With the images removed, repeat the data below exactly.
::::
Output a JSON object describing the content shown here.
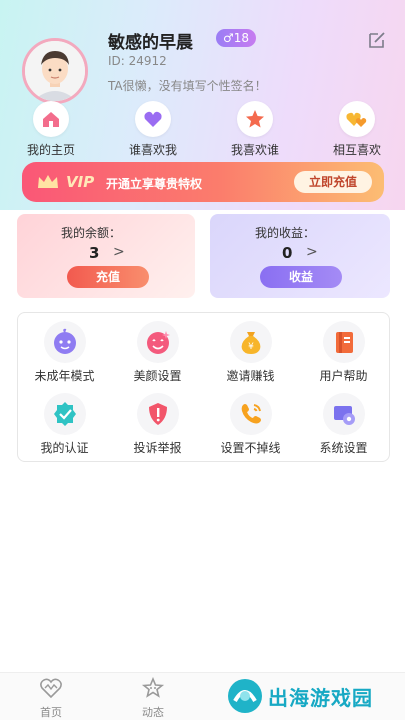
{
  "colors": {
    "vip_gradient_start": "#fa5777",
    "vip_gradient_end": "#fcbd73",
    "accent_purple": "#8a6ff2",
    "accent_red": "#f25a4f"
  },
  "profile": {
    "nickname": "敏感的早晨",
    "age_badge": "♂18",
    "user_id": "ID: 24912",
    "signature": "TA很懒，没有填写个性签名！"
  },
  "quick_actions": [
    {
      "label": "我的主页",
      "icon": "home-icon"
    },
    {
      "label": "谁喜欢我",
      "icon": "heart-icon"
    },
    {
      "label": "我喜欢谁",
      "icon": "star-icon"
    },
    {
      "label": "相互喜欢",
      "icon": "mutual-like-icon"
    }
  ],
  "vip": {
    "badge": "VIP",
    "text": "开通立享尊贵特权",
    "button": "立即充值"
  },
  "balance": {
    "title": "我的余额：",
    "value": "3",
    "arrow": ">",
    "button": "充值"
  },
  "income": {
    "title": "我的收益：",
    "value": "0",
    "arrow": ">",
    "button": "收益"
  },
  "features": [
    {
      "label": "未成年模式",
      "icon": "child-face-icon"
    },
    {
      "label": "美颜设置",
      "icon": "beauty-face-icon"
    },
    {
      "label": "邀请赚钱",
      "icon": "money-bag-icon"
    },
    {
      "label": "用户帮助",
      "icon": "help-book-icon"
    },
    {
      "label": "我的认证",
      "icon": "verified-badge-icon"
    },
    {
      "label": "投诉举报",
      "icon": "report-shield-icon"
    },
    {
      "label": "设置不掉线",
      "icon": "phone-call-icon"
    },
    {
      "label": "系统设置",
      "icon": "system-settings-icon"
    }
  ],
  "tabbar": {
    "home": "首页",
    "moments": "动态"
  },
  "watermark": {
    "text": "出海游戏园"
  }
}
::::
Response to this exercise:
Output a JSON object describing the content shown here.
{
  "colors": {
    "vip_gradient_start": "#fa5777",
    "vip_gradient_end": "#fcbd73",
    "accent_purple": "#8a6ff2",
    "accent_red": "#f25a4f"
  },
  "profile": {
    "nickname": "敏感的早晨",
    "age_badge": "♂18",
    "user_id": "ID: 24912",
    "signature": "TA很懒，没有填写个性签名！"
  },
  "quick_actions": [
    {
      "label": "我的主页",
      "icon": "home-icon"
    },
    {
      "label": "谁喜欢我",
      "icon": "heart-icon"
    },
    {
      "label": "我喜欢谁",
      "icon": "star-icon"
    },
    {
      "label": "相互喜欢",
      "icon": "mutual-like-icon"
    }
  ],
  "vip": {
    "badge": "VIP",
    "text": "开通立享尊贵特权",
    "button": "立即充值"
  },
  "balance": {
    "title": "我的余额：",
    "value": "3",
    "arrow": ">",
    "button": "充值"
  },
  "income": {
    "title": "我的收益：",
    "value": "0",
    "arrow": ">",
    "button": "收益"
  },
  "features": [
    {
      "label": "未成年模式",
      "icon": "child-face-icon"
    },
    {
      "label": "美颜设置",
      "icon": "beauty-face-icon"
    },
    {
      "label": "邀请赚钱",
      "icon": "money-bag-icon"
    },
    {
      "label": "用户帮助",
      "icon": "help-book-icon"
    },
    {
      "label": "我的认证",
      "icon": "verified-badge-icon"
    },
    {
      "label": "投诉举报",
      "icon": "report-shield-icon"
    },
    {
      "label": "设置不掉线",
      "icon": "phone-call-icon"
    },
    {
      "label": "系统设置",
      "icon": "system-settings-icon"
    }
  ],
  "tabbar": {
    "home": "首页",
    "moments": "动态"
  },
  "watermark": {
    "text": "出海游戏园"
  }
}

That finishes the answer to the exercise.